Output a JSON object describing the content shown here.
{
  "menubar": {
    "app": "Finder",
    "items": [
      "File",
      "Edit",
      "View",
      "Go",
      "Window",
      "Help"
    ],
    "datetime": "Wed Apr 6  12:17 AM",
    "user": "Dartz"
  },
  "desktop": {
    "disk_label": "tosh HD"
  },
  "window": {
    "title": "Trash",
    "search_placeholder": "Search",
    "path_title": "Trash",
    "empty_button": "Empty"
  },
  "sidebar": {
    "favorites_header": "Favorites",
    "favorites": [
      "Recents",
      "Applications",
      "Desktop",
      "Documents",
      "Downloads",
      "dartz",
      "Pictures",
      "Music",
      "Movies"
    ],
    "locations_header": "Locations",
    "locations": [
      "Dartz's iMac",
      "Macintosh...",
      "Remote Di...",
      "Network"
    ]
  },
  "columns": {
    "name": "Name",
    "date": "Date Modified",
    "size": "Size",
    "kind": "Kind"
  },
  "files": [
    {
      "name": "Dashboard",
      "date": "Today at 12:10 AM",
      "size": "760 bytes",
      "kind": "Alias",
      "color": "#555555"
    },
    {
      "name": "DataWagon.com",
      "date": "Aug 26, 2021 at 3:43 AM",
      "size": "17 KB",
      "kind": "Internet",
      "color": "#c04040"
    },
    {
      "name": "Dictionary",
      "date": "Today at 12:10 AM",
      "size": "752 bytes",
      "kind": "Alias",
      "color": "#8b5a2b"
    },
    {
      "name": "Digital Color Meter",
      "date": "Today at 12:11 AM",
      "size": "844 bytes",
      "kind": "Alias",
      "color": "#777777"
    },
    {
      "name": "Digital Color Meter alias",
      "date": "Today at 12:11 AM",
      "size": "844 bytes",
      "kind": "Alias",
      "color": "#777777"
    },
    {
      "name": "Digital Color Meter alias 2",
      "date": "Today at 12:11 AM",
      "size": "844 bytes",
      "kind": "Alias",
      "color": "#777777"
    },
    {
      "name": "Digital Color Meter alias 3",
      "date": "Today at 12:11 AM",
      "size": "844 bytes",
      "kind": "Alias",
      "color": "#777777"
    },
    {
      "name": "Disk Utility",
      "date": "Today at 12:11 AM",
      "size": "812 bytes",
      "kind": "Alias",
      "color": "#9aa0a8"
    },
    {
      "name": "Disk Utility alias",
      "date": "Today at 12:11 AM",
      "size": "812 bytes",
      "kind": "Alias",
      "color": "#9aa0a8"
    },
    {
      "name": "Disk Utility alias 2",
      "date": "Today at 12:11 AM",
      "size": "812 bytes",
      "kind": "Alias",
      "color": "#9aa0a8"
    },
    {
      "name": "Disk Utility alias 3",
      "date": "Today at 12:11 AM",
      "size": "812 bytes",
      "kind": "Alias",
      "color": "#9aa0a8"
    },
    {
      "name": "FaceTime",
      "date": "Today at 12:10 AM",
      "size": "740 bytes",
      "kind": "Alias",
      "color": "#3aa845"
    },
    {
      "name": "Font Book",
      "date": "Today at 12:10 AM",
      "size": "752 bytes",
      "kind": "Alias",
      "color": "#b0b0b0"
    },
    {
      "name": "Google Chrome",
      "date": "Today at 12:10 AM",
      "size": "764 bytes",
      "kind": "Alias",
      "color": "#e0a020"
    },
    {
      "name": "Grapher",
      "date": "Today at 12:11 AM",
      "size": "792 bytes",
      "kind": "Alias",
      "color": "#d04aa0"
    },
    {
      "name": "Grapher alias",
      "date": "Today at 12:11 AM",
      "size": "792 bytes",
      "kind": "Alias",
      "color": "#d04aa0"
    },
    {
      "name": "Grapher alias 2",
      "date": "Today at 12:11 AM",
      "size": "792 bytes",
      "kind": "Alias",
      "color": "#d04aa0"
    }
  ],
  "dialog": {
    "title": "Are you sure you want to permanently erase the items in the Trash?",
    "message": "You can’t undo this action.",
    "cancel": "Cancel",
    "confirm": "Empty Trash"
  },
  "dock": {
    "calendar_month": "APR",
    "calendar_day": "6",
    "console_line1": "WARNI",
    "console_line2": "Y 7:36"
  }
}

Problem to solve:
Collect each line containing the string "Digital".

Answer to the problem:
      "name": "Digital Color Meter",
      "name": "Digital Color Meter alias",
      "name": "Digital Color Meter alias 2",
      "name": "Digital Color Meter alias 3",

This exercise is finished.